- Set problem
Reproduce the whole listing, character for character.

Records contained in a dataset:

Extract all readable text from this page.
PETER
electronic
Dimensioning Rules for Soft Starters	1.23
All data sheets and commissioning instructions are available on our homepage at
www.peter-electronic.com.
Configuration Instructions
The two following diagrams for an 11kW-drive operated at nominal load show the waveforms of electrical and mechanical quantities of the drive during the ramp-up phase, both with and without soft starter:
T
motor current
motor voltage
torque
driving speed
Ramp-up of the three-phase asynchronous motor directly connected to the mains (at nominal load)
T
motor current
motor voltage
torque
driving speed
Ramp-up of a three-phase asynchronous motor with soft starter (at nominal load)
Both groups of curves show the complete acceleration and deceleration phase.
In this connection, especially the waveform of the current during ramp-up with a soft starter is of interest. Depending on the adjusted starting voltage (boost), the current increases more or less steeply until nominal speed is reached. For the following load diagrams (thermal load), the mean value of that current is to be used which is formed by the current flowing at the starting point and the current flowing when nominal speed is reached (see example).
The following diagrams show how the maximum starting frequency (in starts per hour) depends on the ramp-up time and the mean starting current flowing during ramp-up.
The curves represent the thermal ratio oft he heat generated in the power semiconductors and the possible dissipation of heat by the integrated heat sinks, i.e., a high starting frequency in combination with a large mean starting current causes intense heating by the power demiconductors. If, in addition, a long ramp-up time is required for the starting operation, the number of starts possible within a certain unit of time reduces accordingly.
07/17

- Response to this task
Extract all readable text from this page.
PETER
electronic
Dimensioning Rules for Soft Starters	1.23
All data sheets and commissioning instructions are available on our homepage at
www.peter-electronic.com.
Configuration Instructions
The two following diagrams for an 11kW-drive operated at nominal load show the waveforms of electrical and mechanical quantities of the drive during the ramp-up phase, both with and without soft starter:
T
motor current
motor voltage
torque
driving speed
Ramp-up of the three-phase asynchronous motor directly connected to the mains (at nominal load)
T
motor current
motor voltage
torque
driving speed
Ramp-up of a three-phase asynchronous motor with soft starter (at nominal load)
Both groups of curves show the complete acceleration and deceleration phase.
In this connection, especially the waveform of the current during ramp-up with a soft starter is of interest. Depending on the adjusted starting voltage (boost), the current increases more or less steeply until nominal speed is reached. For the following load diagrams (thermal load), the mean value of that current is to be used which is formed by the current flowing at the starting point and the current flowing when nominal speed is reached (see example).
The following diagrams show how the maximum starting frequency (in starts per hour) depends on the ramp-up time and the mean starting current flowing during ramp-up.
The curves represent the thermal ratio oft he heat generated in the power semiconductors and the possible dissipation of heat by the integrated heat sinks, i.e., a high starting frequency in combination with a large mean starting current causes intense heating by the power demiconductors. If, in addition, a long ramp-up time is required for the starting operation, the number of starts possible within a certain unit of time reduces accordingly.
07/17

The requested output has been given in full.